■ THE TASK: Which lines in the entries below contain the string "collapse"? Pull out each of those lines and copy it.

+-------+

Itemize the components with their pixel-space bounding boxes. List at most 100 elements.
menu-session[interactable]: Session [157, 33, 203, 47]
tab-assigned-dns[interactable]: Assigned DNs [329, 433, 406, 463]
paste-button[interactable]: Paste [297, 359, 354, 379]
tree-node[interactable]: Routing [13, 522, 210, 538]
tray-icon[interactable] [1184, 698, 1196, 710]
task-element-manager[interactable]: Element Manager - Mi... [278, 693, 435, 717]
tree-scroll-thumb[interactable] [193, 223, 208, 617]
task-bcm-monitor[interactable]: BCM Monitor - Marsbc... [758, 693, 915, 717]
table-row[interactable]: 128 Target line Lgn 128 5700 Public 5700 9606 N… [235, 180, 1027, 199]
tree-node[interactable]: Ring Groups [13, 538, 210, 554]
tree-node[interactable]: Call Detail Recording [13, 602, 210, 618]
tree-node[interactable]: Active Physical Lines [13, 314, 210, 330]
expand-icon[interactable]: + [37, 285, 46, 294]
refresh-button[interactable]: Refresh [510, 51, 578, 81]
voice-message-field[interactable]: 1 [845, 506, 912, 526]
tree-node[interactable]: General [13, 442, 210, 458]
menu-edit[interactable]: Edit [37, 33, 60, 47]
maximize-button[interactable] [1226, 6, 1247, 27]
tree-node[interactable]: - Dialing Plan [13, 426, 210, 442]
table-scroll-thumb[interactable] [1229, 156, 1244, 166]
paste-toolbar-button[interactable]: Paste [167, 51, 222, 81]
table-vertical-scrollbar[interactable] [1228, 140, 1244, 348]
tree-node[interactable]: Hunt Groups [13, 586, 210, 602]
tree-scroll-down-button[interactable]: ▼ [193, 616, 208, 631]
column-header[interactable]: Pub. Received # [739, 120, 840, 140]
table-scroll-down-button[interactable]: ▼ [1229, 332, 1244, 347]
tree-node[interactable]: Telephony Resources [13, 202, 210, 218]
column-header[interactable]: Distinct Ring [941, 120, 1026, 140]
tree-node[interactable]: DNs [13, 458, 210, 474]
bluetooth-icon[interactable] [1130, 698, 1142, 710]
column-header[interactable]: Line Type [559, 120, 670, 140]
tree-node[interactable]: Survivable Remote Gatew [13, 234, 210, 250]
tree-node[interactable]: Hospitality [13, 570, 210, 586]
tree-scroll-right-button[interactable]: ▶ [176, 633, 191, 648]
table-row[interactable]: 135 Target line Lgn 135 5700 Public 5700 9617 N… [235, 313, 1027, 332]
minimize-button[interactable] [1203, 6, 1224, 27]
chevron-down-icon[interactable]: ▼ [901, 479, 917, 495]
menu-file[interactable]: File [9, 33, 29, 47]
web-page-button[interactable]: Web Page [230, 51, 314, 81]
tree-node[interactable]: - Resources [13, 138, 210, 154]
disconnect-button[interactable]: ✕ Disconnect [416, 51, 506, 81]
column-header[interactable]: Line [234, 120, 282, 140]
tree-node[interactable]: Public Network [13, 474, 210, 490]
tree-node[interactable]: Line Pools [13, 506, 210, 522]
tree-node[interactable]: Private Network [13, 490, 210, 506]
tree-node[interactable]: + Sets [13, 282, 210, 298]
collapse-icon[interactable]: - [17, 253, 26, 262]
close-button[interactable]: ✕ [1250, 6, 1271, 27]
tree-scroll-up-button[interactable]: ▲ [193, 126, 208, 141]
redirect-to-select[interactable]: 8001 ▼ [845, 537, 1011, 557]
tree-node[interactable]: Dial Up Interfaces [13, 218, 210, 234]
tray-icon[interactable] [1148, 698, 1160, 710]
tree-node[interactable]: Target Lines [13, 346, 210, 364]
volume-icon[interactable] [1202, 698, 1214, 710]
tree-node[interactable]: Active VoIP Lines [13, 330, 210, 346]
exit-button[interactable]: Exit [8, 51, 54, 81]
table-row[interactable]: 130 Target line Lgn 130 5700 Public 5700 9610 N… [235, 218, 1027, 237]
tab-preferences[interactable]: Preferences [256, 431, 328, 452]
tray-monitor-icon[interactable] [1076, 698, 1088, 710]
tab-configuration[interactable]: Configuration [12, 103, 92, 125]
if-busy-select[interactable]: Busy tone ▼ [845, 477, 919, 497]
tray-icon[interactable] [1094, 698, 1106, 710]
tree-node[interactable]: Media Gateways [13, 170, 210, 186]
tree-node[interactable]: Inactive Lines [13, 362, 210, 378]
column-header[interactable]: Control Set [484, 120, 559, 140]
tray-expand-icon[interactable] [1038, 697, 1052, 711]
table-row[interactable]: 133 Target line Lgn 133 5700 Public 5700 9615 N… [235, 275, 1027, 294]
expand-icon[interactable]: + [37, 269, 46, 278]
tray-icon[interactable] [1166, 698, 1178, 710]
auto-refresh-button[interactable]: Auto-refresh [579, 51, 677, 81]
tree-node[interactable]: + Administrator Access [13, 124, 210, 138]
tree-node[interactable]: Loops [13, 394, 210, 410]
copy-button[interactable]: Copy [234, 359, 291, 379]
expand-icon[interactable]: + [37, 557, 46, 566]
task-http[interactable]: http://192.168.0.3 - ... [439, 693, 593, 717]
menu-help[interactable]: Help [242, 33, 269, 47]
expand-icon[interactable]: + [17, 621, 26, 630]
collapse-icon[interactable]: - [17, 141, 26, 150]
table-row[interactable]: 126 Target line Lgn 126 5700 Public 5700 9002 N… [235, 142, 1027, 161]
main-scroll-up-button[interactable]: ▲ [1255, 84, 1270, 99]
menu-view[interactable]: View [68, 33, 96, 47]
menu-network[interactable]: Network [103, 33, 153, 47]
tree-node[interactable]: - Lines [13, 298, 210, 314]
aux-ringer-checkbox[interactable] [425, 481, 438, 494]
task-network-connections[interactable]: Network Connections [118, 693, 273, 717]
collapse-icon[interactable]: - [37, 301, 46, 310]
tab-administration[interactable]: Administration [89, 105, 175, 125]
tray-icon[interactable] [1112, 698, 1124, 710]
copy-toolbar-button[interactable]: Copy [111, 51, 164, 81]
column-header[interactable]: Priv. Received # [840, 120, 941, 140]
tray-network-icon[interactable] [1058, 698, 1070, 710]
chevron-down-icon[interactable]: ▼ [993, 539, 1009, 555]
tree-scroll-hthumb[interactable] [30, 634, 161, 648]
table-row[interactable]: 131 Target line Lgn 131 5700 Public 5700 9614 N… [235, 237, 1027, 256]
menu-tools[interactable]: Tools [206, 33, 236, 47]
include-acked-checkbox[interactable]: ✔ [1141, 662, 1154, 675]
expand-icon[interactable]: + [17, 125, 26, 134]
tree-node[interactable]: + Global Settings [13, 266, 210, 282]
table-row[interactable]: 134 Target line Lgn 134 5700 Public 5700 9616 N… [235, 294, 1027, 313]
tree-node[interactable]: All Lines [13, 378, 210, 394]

+-------+

■ RESPONSE:
collapse-icon[interactable]: - [17, 253, 26, 262]
collapse-icon[interactable]: - [17, 141, 26, 150]
collapse-icon[interactable]: - [37, 301, 46, 310]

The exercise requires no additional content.